- _Do this_
Copy out each line of the material below that holds the string "times".

[Begin Listed entries]

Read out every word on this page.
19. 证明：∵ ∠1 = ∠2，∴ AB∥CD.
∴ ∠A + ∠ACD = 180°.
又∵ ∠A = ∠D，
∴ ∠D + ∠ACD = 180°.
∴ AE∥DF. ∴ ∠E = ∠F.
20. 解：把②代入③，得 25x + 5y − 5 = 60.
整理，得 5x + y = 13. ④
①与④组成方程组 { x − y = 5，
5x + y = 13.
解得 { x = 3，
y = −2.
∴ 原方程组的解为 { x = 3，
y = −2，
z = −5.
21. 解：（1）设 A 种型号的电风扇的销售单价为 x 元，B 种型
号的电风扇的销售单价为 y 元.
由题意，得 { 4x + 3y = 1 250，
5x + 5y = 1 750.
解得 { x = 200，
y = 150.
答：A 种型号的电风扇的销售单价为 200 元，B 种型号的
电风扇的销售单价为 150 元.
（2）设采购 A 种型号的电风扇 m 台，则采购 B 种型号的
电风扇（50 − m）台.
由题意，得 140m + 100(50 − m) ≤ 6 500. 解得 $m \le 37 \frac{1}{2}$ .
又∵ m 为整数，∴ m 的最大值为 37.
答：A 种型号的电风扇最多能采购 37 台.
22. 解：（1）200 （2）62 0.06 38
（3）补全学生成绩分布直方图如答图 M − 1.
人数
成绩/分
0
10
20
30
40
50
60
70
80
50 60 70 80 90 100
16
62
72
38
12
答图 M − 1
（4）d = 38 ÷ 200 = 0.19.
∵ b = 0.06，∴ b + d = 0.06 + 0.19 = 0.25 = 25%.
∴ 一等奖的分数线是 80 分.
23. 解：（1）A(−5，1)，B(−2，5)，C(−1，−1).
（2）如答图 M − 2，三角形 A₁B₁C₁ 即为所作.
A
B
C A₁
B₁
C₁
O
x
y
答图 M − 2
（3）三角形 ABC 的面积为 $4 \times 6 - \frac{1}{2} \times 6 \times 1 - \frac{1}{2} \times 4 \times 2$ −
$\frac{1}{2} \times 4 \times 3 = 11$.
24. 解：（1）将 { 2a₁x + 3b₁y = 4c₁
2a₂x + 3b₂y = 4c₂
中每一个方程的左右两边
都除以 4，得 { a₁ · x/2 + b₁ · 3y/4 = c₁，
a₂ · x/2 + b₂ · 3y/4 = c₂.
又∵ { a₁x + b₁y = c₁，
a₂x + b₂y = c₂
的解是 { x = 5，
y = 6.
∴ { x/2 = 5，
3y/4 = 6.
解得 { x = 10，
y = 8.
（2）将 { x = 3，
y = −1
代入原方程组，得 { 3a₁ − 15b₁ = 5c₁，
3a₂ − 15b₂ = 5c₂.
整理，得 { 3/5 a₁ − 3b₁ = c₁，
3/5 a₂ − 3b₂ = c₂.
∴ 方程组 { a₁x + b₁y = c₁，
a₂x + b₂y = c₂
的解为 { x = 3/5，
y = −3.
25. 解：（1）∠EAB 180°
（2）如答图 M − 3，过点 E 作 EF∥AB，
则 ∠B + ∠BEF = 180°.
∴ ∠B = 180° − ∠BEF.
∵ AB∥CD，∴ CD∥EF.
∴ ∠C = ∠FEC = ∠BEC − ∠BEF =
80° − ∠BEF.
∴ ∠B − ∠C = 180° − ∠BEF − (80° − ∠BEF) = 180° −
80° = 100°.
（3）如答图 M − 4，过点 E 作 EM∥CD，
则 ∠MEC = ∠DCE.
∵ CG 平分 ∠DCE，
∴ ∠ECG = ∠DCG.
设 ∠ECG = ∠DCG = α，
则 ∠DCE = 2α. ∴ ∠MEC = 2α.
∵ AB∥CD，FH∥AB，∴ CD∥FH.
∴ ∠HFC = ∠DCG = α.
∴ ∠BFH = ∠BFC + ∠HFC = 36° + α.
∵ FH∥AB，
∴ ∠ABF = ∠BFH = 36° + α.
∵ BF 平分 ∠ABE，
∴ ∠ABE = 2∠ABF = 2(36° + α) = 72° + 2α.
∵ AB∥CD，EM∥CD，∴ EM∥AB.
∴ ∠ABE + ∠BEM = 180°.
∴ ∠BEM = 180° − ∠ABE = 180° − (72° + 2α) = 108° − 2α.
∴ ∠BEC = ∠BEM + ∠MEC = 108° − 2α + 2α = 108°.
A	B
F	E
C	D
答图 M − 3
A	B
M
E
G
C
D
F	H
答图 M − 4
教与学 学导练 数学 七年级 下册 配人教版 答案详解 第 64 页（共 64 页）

[End Listed entries]

- _Answer for this exercise_
（3）三角形 ABC 的面积为 $4 \times 6 - \frac{1}{2} \times 6 \times 1 - \frac{1}{2} \times 4 \times 2$ −
$\frac{1}{2} \times 4 \times 3 = 11$.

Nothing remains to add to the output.